- [Dataset entries]:
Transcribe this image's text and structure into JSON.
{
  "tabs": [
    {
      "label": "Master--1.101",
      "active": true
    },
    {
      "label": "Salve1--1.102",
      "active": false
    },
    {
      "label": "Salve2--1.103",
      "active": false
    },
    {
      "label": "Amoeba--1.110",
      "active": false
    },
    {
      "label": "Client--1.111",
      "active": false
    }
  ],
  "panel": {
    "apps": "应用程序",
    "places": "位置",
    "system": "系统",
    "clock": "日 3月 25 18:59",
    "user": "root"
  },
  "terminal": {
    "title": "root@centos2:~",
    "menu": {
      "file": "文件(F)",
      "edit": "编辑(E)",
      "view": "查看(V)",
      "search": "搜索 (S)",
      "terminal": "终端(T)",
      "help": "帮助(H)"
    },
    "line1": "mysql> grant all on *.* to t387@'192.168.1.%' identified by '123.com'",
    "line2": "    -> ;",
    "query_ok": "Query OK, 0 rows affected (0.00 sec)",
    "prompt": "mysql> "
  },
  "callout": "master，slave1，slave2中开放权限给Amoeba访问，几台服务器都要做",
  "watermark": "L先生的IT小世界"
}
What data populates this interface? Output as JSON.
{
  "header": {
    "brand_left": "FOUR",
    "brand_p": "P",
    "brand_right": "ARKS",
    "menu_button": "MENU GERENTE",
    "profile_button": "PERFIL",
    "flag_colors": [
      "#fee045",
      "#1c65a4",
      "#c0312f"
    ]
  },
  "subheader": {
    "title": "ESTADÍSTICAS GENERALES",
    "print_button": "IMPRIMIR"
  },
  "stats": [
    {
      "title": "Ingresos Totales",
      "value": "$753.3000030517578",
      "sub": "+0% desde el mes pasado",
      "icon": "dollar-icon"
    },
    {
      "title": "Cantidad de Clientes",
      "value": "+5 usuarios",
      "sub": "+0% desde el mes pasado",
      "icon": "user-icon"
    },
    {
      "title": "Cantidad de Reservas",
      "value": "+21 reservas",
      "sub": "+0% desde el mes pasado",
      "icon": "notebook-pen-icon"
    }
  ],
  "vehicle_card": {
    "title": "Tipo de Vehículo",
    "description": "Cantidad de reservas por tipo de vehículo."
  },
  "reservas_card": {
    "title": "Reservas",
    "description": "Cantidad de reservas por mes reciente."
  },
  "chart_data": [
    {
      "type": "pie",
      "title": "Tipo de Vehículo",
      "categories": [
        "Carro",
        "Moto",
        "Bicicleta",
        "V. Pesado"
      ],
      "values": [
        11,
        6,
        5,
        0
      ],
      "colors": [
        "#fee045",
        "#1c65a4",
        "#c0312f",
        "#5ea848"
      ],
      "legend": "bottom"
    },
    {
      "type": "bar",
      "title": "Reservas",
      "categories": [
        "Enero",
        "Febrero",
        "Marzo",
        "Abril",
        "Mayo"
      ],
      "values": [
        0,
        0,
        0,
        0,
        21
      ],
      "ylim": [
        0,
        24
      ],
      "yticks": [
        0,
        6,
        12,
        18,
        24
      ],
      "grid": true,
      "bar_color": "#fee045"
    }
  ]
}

- [Exercise directions]:
Give back the whole listing, word for word.

- [Correct answer]:
Transcribe this image's text and structure into JSON.
{
  "tabs": [
    {
      "label": "Master--1.101",
      "active": true
    },
    {
      "label": "Salve1--1.102",
      "active": false
    },
    {
      "label": "Salve2--1.103",
      "active": false
    },
    {
      "label": "Amoeba--1.110",
      "active": false
    },
    {
      "label": "Client--1.111",
      "active": false
    }
  ],
  "panel": {
    "apps": "应用程序",
    "places": "位置",
    "system": "系统",
    "clock": "日 3月 25 18:59",
    "user": "root"
  },
  "terminal": {
    "title": "root@centos2:~",
    "menu": {
      "file": "文件(F)",
      "edit": "编辑(E)",
      "view": "查看(V)",
      "search": "搜索 (S)",
      "terminal": "终端(T)",
      "help": "帮助(H)"
    },
    "line1": "mysql> grant all on *.* to t387@'192.168.1.%' identified by '123.com'",
    "line2": "    -> ;",
    "query_ok": "Query OK, 0 rows affected (0.00 sec)",
    "prompt": "mysql> "
  },
  "callout": "master，slave1，slave2中开放权限给Amoeba访问，几台服务器都要做",
  "watermark": "L先生的IT小世界"
}
What data populates this interface? Output as JSON.
{
  "header": {
    "brand_left": "FOUR",
    "brand_p": "P",
    "brand_right": "ARKS",
    "menu_button": "MENU GERENTE",
    "profile_button": "PERFIL",
    "flag_colors": [
      "#fee045",
      "#1c65a4",
      "#c0312f"
    ]
  },
  "subheader": {
    "title": "ESTADÍSTICAS GENERALES",
    "print_button": "IMPRIMIR"
  },
  "stats": [
    {
      "title": "Ingresos Totales",
      "value": "$753.3000030517578",
      "sub": "+0% desde el mes pasado",
      "icon": "dollar-icon"
    },
    {
      "title": "Cantidad de Clientes",
      "value": "+5 usuarios",
      "sub": "+0% desde el mes pasado",
      "icon": "user-icon"
    },
    {
      "title": "Cantidad de Reservas",
      "value": "+21 reservas",
      "sub": "+0% desde el mes pasado",
      "icon": "notebook-pen-icon"
    }
  ],
  "vehicle_card": {
    "title": "Tipo de Vehículo",
    "description": "Cantidad de reservas por tipo de vehículo."
  },
  "reservas_card": {
    "title": "Reservas",
    "description": "Cantidad de reservas por mes reciente."
  },
  "chart_data": [
    {
      "type": "pie",
      "title": "Tipo de Vehículo",
      "categories": [
        "Carro",
        "Moto",
        "Bicicleta",
        "V. Pesado"
      ],
      "values": [
        11,
        6,
        5,
        0
      ],
      "colors": [
        "#fee045",
        "#1c65a4",
        "#c0312f",
        "#5ea848"
      ],
      "legend": "bottom"
    },
    {
      "type": "bar",
      "title": "Reservas",
      "categories": [
        "Enero",
        "Febrero",
        "Marzo",
        "Abril",
        "Mayo"
      ],
      "values": [
        0,
        0,
        0,
        0,
        21
      ],
      "ylim": [
        0,
        24
      ],
      "yticks": [
        0,
        6,
        12,
        18,
        24
      ],
      "grid": true,
      "bar_color": "#fee045"
    }
  ]
}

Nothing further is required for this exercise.